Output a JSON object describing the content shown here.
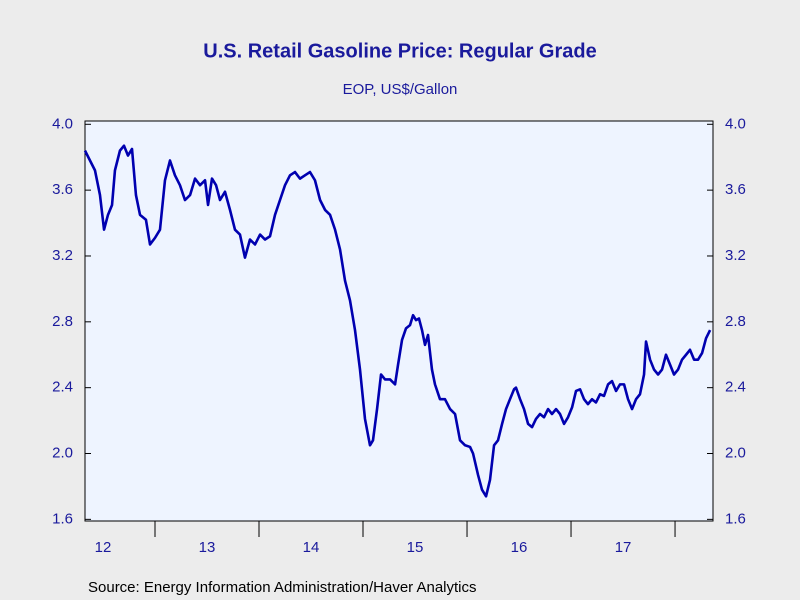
{
  "chart_data": {
    "type": "line",
    "title": "U.S. Retail Gasoline Price: Regular Grade",
    "subtitle": "EOP, US$/Gallon",
    "source": "Source:  Energy Information Administration/Haver Analytics",
    "xlim": [
      2012.327,
      2018.365
    ],
    "xticks": [
      2013,
      2014,
      2015,
      2016,
      2017,
      2018
    ],
    "x_labels": [
      {
        "value": 2012.5,
        "label": "12"
      },
      {
        "value": 2013.5,
        "label": "13"
      },
      {
        "value": 2014.5,
        "label": "14"
      },
      {
        "value": 2015.5,
        "label": "15"
      },
      {
        "value": 2016.5,
        "label": "16"
      },
      {
        "value": 2017.5,
        "label": "17"
      }
    ],
    "ylim": [
      1.59,
      4.02
    ],
    "yticks": [
      {
        "value": 1.6,
        "label": "1.6"
      },
      {
        "value": 2.0,
        "label": "2.0"
      },
      2.4,
      2.8,
      3.2,
      3.6,
      {
        "value": 4.0,
        "label": "4.0"
      }
    ],
    "y2lim": [
      1.59,
      4.02
    ],
    "y2ticks": [
      {
        "value": 1.6,
        "label": "1.6"
      },
      {
        "value": 2.0,
        "label": "2.0"
      },
      2.4,
      2.8,
      3.2,
      3.6,
      {
        "value": 4.0,
        "label": "4.0"
      }
    ],
    "series": [
      {
        "color": "#0000b0",
        "x": [
          2012.327,
          2012.423,
          2012.471,
          2012.51,
          2012.548,
          2012.587,
          2012.615,
          2012.663,
          2012.702,
          2012.74,
          2012.779,
          2012.817,
          2012.856,
          2012.913,
          2012.952,
          2013.0,
          2013.048,
          2013.096,
          2013.144,
          2013.192,
          2013.24,
          2013.288,
          2013.337,
          2013.385,
          2013.433,
          2013.481,
          2013.51,
          2013.548,
          2013.587,
          2013.625,
          2013.673,
          2013.721,
          2013.769,
          2013.817,
          2013.865,
          2013.913,
          2013.962,
          2014.01,
          2014.058,
          2014.106,
          2014.154,
          2014.202,
          2014.25,
          2014.298,
          2014.346,
          2014.394,
          2014.442,
          2014.49,
          2014.538,
          2014.587,
          2014.635,
          2014.683,
          2014.731,
          2014.779,
          2014.827,
          2014.875,
          2014.923,
          2014.971,
          2015.019,
          2015.067,
          2015.096,
          2015.135,
          2015.173,
          2015.212,
          2015.26,
          2015.308,
          2015.337,
          2015.375,
          2015.413,
          2015.452,
          2015.481,
          2015.51,
          2015.538,
          2015.567,
          2015.596,
          2015.625,
          2015.663,
          2015.692,
          2015.74,
          2015.788,
          2015.837,
          2015.885,
          2015.933,
          2015.981,
          2016.029,
          2016.058,
          2016.106,
          2016.144,
          2016.183,
          2016.221,
          2016.26,
          2016.298,
          2016.337,
          2016.375,
          2016.413,
          2016.452,
          2016.471,
          2016.51,
          2016.548,
          2016.587,
          2016.625,
          2016.663,
          2016.702,
          2016.74,
          2016.779,
          2016.817,
          2016.856,
          2016.894,
          2016.933,
          2016.971,
          2017.01,
          2017.048,
          2017.087,
          2017.125,
          2017.163,
          2017.202,
          2017.24,
          2017.279,
          2017.317,
          2017.356,
          2017.394,
          2017.433,
          2017.471,
          2017.51,
          2017.548,
          2017.587,
          2017.625,
          2017.663,
          2017.702,
          2017.721,
          2017.76,
          2017.798,
          2017.837,
          2017.875,
          2017.913,
          2017.952,
          2017.99,
          2018.029,
          2018.067,
          2018.106,
          2018.144,
          2018.183,
          2018.221,
          2018.26,
          2018.298,
          2018.337
        ],
        "values": [
          3.84,
          3.72,
          3.57,
          3.36,
          3.45,
          3.51,
          3.72,
          3.84,
          3.87,
          3.81,
          3.85,
          3.57,
          3.45,
          3.42,
          3.27,
          3.31,
          3.36,
          3.66,
          3.78,
          3.69,
          3.63,
          3.54,
          3.57,
          3.67,
          3.63,
          3.66,
          3.51,
          3.67,
          3.63,
          3.54,
          3.59,
          3.48,
          3.36,
          3.33,
          3.19,
          3.3,
          3.27,
          3.33,
          3.3,
          3.32,
          3.45,
          3.54,
          3.63,
          3.69,
          3.71,
          3.67,
          3.69,
          3.71,
          3.66,
          3.54,
          3.48,
          3.45,
          3.36,
          3.24,
          3.05,
          2.93,
          2.75,
          2.51,
          2.21,
          2.05,
          2.08,
          2.27,
          2.48,
          2.45,
          2.45,
          2.42,
          2.54,
          2.69,
          2.76,
          2.78,
          2.84,
          2.81,
          2.82,
          2.75,
          2.66,
          2.72,
          2.51,
          2.42,
          2.33,
          2.33,
          2.27,
          2.24,
          2.08,
          2.05,
          2.04,
          2.0,
          1.87,
          1.78,
          1.74,
          1.84,
          2.05,
          2.08,
          2.18,
          2.27,
          2.33,
          2.39,
          2.4,
          2.33,
          2.27,
          2.18,
          2.16,
          2.21,
          2.24,
          2.22,
          2.27,
          2.24,
          2.27,
          2.24,
          2.18,
          2.22,
          2.28,
          2.38,
          2.39,
          2.33,
          2.3,
          2.33,
          2.31,
          2.36,
          2.35,
          2.42,
          2.44,
          2.38,
          2.42,
          2.42,
          2.33,
          2.27,
          2.33,
          2.36,
          2.48,
          2.68,
          2.57,
          2.51,
          2.48,
          2.51,
          2.6,
          2.54,
          2.48,
          2.51,
          2.57,
          2.6,
          2.63,
          2.57,
          2.57,
          2.61,
          2.7,
          2.75
        ]
      }
    ]
  }
}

> **WHAT YOU WILL DO**
Quote all the records verbatim, dropping any pictures from your copy.

> **TASK ANSWER**
Output a JSON object describing the content shown here.
{
  "chart_data": {
    "type": "line",
    "title": "U.S. Retail Gasoline Price: Regular Grade",
    "subtitle": "EOP, US$/Gallon",
    "source": "Source:  Energy Information Administration/Haver Analytics",
    "xlim": [
      2012.327,
      2018.365
    ],
    "xticks": [
      2013,
      2014,
      2015,
      2016,
      2017,
      2018
    ],
    "x_labels": [
      {
        "value": 2012.5,
        "label": "12"
      },
      {
        "value": 2013.5,
        "label": "13"
      },
      {
        "value": 2014.5,
        "label": "14"
      },
      {
        "value": 2015.5,
        "label": "15"
      },
      {
        "value": 2016.5,
        "label": "16"
      },
      {
        "value": 2017.5,
        "label": "17"
      }
    ],
    "ylim": [
      1.59,
      4.02
    ],
    "yticks": [
      {
        "value": 1.6,
        "label": "1.6"
      },
      {
        "value": 2.0,
        "label": "2.0"
      },
      2.4,
      2.8,
      3.2,
      3.6,
      {
        "value": 4.0,
        "label": "4.0"
      }
    ],
    "y2lim": [
      1.59,
      4.02
    ],
    "y2ticks": [
      {
        "value": 1.6,
        "label": "1.6"
      },
      {
        "value": 2.0,
        "label": "2.0"
      },
      2.4,
      2.8,
      3.2,
      3.6,
      {
        "value": 4.0,
        "label": "4.0"
      }
    ],
    "series": [
      {
        "color": "#0000b0",
        "x": [
          2012.327,
          2012.423,
          2012.471,
          2012.51,
          2012.548,
          2012.587,
          2012.615,
          2012.663,
          2012.702,
          2012.74,
          2012.779,
          2012.817,
          2012.856,
          2012.913,
          2012.952,
          2013.0,
          2013.048,
          2013.096,
          2013.144,
          2013.192,
          2013.24,
          2013.288,
          2013.337,
          2013.385,
          2013.433,
          2013.481,
          2013.51,
          2013.548,
          2013.587,
          2013.625,
          2013.673,
          2013.721,
          2013.769,
          2013.817,
          2013.865,
          2013.913,
          2013.962,
          2014.01,
          2014.058,
          2014.106,
          2014.154,
          2014.202,
          2014.25,
          2014.298,
          2014.346,
          2014.394,
          2014.442,
          2014.49,
          2014.538,
          2014.587,
          2014.635,
          2014.683,
          2014.731,
          2014.779,
          2014.827,
          2014.875,
          2014.923,
          2014.971,
          2015.019,
          2015.067,
          2015.096,
          2015.135,
          2015.173,
          2015.212,
          2015.26,
          2015.308,
          2015.337,
          2015.375,
          2015.413,
          2015.452,
          2015.481,
          2015.51,
          2015.538,
          2015.567,
          2015.596,
          2015.625,
          2015.663,
          2015.692,
          2015.74,
          2015.788,
          2015.837,
          2015.885,
          2015.933,
          2015.981,
          2016.029,
          2016.058,
          2016.106,
          2016.144,
          2016.183,
          2016.221,
          2016.26,
          2016.298,
          2016.337,
          2016.375,
          2016.413,
          2016.452,
          2016.471,
          2016.51,
          2016.548,
          2016.587,
          2016.625,
          2016.663,
          2016.702,
          2016.74,
          2016.779,
          2016.817,
          2016.856,
          2016.894,
          2016.933,
          2016.971,
          2017.01,
          2017.048,
          2017.087,
          2017.125,
          2017.163,
          2017.202,
          2017.24,
          2017.279,
          2017.317,
          2017.356,
          2017.394,
          2017.433,
          2017.471,
          2017.51,
          2017.548,
          2017.587,
          2017.625,
          2017.663,
          2017.702,
          2017.721,
          2017.76,
          2017.798,
          2017.837,
          2017.875,
          2017.913,
          2017.952,
          2017.99,
          2018.029,
          2018.067,
          2018.106,
          2018.144,
          2018.183,
          2018.221,
          2018.26,
          2018.298,
          2018.337
        ],
        "values": [
          3.84,
          3.72,
          3.57,
          3.36,
          3.45,
          3.51,
          3.72,
          3.84,
          3.87,
          3.81,
          3.85,
          3.57,
          3.45,
          3.42,
          3.27,
          3.31,
          3.36,
          3.66,
          3.78,
          3.69,
          3.63,
          3.54,
          3.57,
          3.67,
          3.63,
          3.66,
          3.51,
          3.67,
          3.63,
          3.54,
          3.59,
          3.48,
          3.36,
          3.33,
          3.19,
          3.3,
          3.27,
          3.33,
          3.3,
          3.32,
          3.45,
          3.54,
          3.63,
          3.69,
          3.71,
          3.67,
          3.69,
          3.71,
          3.66,
          3.54,
          3.48,
          3.45,
          3.36,
          3.24,
          3.05,
          2.93,
          2.75,
          2.51,
          2.21,
          2.05,
          2.08,
          2.27,
          2.48,
          2.45,
          2.45,
          2.42,
          2.54,
          2.69,
          2.76,
          2.78,
          2.84,
          2.81,
          2.82,
          2.75,
          2.66,
          2.72,
          2.51,
          2.42,
          2.33,
          2.33,
          2.27,
          2.24,
          2.08,
          2.05,
          2.04,
          2.0,
          1.87,
          1.78,
          1.74,
          1.84,
          2.05,
          2.08,
          2.18,
          2.27,
          2.33,
          2.39,
          2.4,
          2.33,
          2.27,
          2.18,
          2.16,
          2.21,
          2.24,
          2.22,
          2.27,
          2.24,
          2.27,
          2.24,
          2.18,
          2.22,
          2.28,
          2.38,
          2.39,
          2.33,
          2.3,
          2.33,
          2.31,
          2.36,
          2.35,
          2.42,
          2.44,
          2.38,
          2.42,
          2.42,
          2.33,
          2.27,
          2.33,
          2.36,
          2.48,
          2.68,
          2.57,
          2.51,
          2.48,
          2.51,
          2.6,
          2.54,
          2.48,
          2.51,
          2.57,
          2.6,
          2.63,
          2.57,
          2.57,
          2.61,
          2.7,
          2.75
        ]
      }
    ]
  }
}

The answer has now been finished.